[Data records]

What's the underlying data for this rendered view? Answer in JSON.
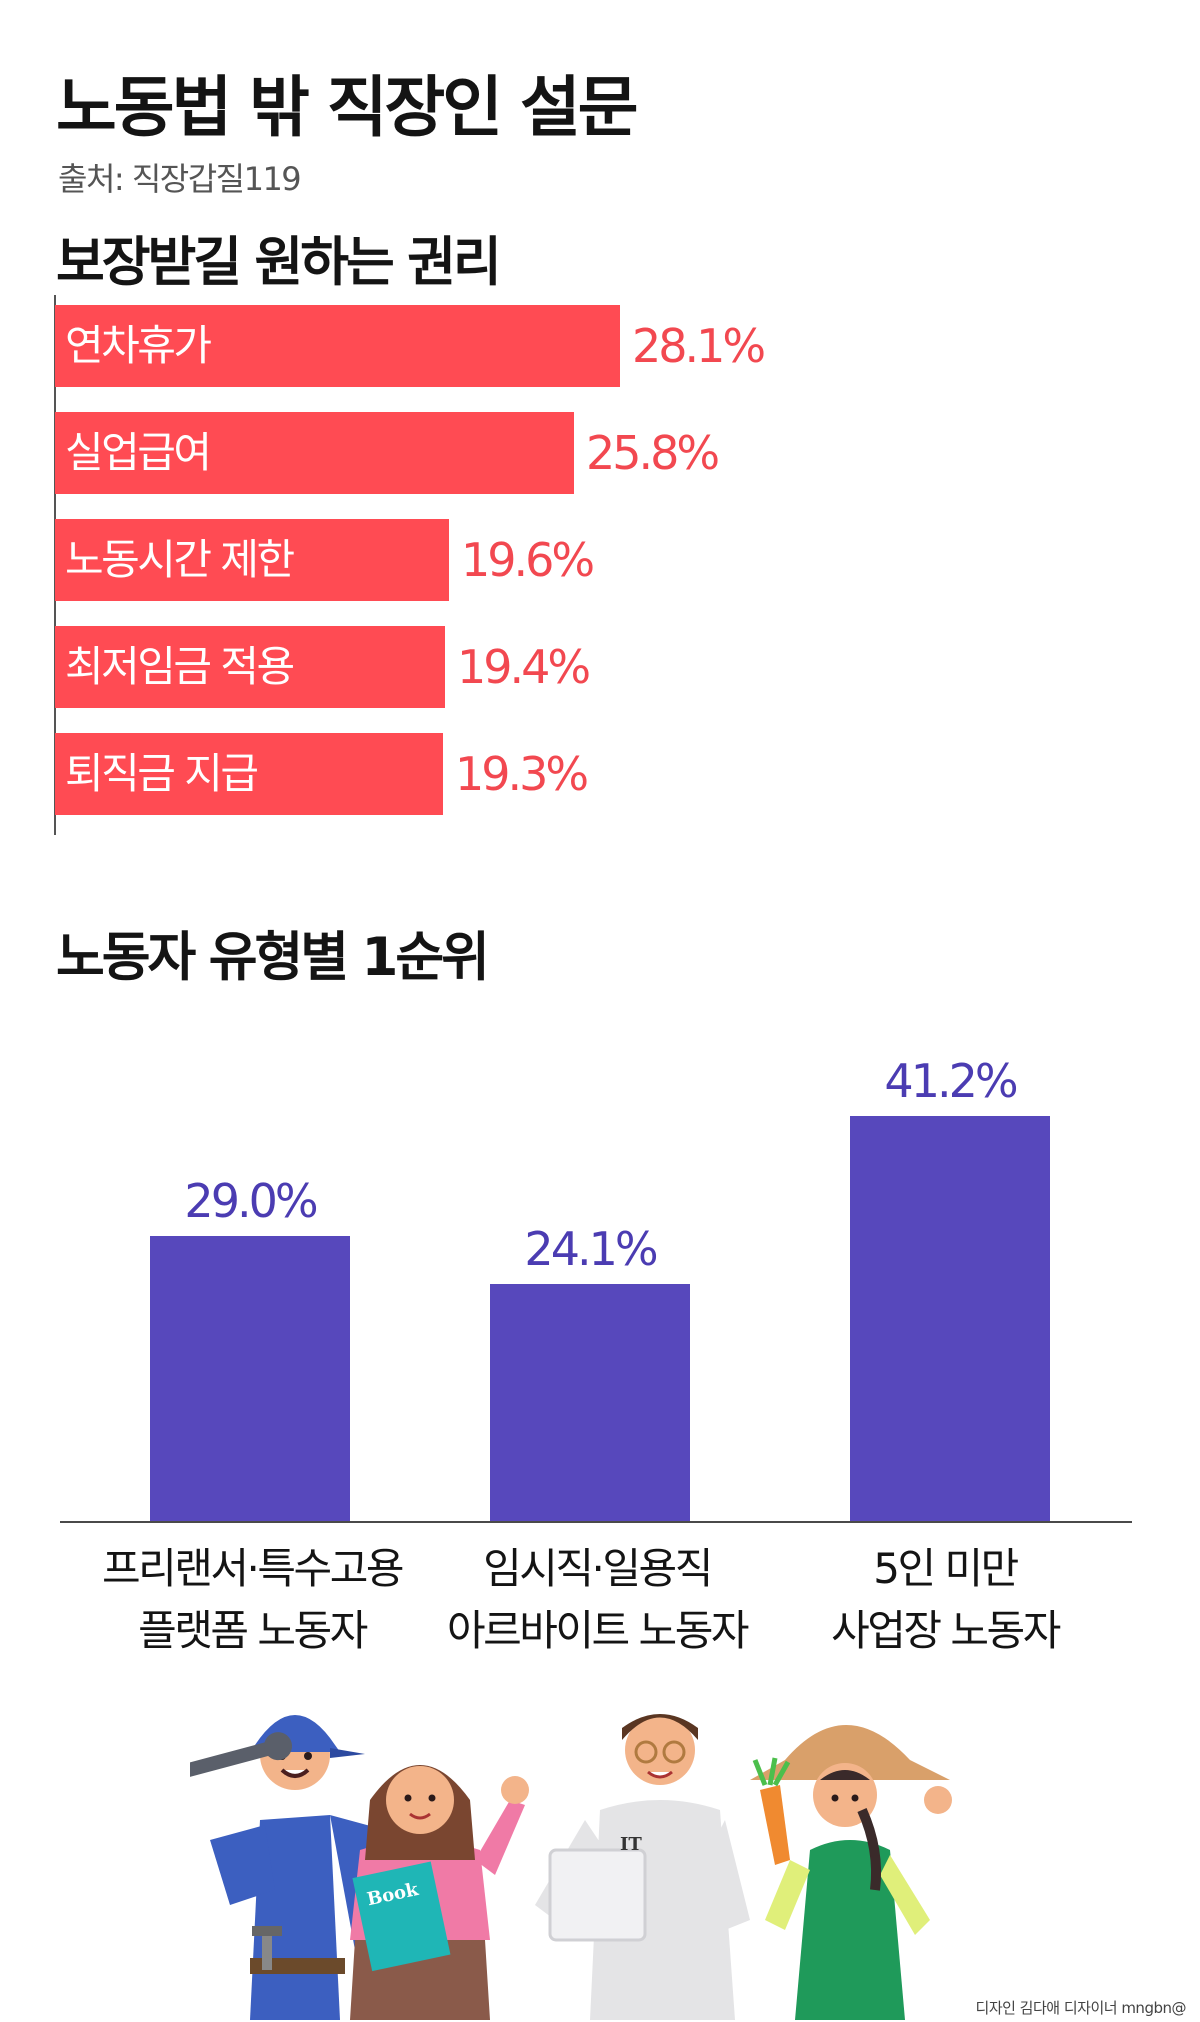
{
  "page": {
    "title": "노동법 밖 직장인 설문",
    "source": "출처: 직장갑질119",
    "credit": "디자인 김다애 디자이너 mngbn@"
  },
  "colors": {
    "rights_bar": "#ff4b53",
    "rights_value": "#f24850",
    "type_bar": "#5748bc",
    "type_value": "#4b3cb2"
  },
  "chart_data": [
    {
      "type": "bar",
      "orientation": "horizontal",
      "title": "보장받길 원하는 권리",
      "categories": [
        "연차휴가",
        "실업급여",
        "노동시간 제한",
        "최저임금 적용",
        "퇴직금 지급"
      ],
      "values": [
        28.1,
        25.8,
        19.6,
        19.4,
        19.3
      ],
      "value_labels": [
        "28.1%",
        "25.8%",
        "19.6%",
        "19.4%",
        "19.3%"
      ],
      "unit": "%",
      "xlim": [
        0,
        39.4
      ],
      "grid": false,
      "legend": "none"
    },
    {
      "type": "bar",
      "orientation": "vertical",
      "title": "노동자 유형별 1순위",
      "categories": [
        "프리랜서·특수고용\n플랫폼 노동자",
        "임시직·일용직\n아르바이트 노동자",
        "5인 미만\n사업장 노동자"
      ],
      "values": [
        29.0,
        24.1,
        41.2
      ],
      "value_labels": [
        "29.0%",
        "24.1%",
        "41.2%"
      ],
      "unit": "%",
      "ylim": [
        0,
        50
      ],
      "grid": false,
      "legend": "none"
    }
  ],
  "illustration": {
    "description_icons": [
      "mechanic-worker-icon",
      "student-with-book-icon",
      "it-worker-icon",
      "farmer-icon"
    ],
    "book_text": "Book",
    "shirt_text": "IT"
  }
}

[Required task]
Exact duplication of all the records is required; pictures are omitted from the copy.

[Answer to this task]
What's the underlying data for this rendered view? Answer in JSON.
{
  "page": {
    "title": "노동법 밖 직장인 설문",
    "source": "출처: 직장갑질119",
    "credit": "디자인 김다애 디자이너 mngbn@"
  },
  "colors": {
    "rights_bar": "#ff4b53",
    "rights_value": "#f24850",
    "type_bar": "#5748bc",
    "type_value": "#4b3cb2"
  },
  "chart_data": [
    {
      "type": "bar",
      "orientation": "horizontal",
      "title": "보장받길 원하는 권리",
      "categories": [
        "연차휴가",
        "실업급여",
        "노동시간 제한",
        "최저임금 적용",
        "퇴직금 지급"
      ],
      "values": [
        28.1,
        25.8,
        19.6,
        19.4,
        19.3
      ],
      "value_labels": [
        "28.1%",
        "25.8%",
        "19.6%",
        "19.4%",
        "19.3%"
      ],
      "unit": "%",
      "xlim": [
        0,
        39.4
      ],
      "grid": false,
      "legend": "none"
    },
    {
      "type": "bar",
      "orientation": "vertical",
      "title": "노동자 유형별 1순위",
      "categories": [
        "프리랜서·특수고용\n플랫폼 노동자",
        "임시직·일용직\n아르바이트 노동자",
        "5인 미만\n사업장 노동자"
      ],
      "values": [
        29.0,
        24.1,
        41.2
      ],
      "value_labels": [
        "29.0%",
        "24.1%",
        "41.2%"
      ],
      "unit": "%",
      "ylim": [
        0,
        50
      ],
      "grid": false,
      "legend": "none"
    }
  ],
  "illustration": {
    "description_icons": [
      "mechanic-worker-icon",
      "student-with-book-icon",
      "it-worker-icon",
      "farmer-icon"
    ],
    "book_text": "Book",
    "shirt_text": "IT"
  }
}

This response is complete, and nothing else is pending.